GOAL:
Retype every entry exactly, character for character.
★ ★ ★ ★ ★ ★ ★
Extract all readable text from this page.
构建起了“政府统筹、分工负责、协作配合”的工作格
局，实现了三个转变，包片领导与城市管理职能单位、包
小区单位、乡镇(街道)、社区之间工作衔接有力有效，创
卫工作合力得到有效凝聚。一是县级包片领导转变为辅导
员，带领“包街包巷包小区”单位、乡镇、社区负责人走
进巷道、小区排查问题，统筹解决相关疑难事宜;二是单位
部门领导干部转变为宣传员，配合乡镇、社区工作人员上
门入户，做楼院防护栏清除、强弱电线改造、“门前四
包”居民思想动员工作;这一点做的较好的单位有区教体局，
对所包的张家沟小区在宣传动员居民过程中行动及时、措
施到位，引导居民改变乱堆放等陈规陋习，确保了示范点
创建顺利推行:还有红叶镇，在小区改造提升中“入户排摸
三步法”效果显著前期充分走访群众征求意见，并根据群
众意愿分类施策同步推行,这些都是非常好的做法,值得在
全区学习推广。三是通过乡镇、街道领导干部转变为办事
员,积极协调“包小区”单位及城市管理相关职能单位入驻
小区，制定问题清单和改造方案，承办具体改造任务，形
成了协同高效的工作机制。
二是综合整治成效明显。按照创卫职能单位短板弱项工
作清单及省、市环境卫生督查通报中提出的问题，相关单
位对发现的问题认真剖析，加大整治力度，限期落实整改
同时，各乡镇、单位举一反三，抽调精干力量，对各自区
★ ★ ★ ★ ★ ★ ★
SOLUTION:
Extract all readable text from this page.
构建起了“政府统筹、分工负责、协作配合”的工作格
局，实现了三个转变，包片领导与城市管理职能单位、包
小区单位、乡镇(街道)、社区之间工作衔接有力有效，创
卫工作合力得到有效凝聚。一是县级包片领导转变为辅导
员，带领“包街包巷包小区”单位、乡镇、社区负责人走
进巷道、小区排查问题，统筹解决相关疑难事宜;二是单位
部门领导干部转变为宣传员，配合乡镇、社区工作人员上
门入户，做楼院防护栏清除、强弱电线改造、“门前四
包”居民思想动员工作;这一点做的较好的单位有区教体局，
对所包的张家沟小区在宣传动员居民过程中行动及时、措
施到位，引导居民改变乱堆放等陈规陋习，确保了示范点
创建顺利推行:还有红叶镇，在小区改造提升中“入户排摸
三步法”效果显著前期充分走访群众征求意见，并根据群
众意愿分类施策同步推行,这些都是非常好的做法,值得在
全区学习推广。三是通过乡镇、街道领导干部转变为办事
员,积极协调“包小区”单位及城市管理相关职能单位入驻
小区，制定问题清单和改造方案，承办具体改造任务，形
成了协同高效的工作机制。
二是综合整治成效明显。按照创卫职能单位短板弱项工
作清单及省、市环境卫生督查通报中提出的问题，相关单
位对发现的问题认真剖析，加大整治力度，限期落实整改
同时，各乡镇、单位举一反三，抽调精干力量，对各自区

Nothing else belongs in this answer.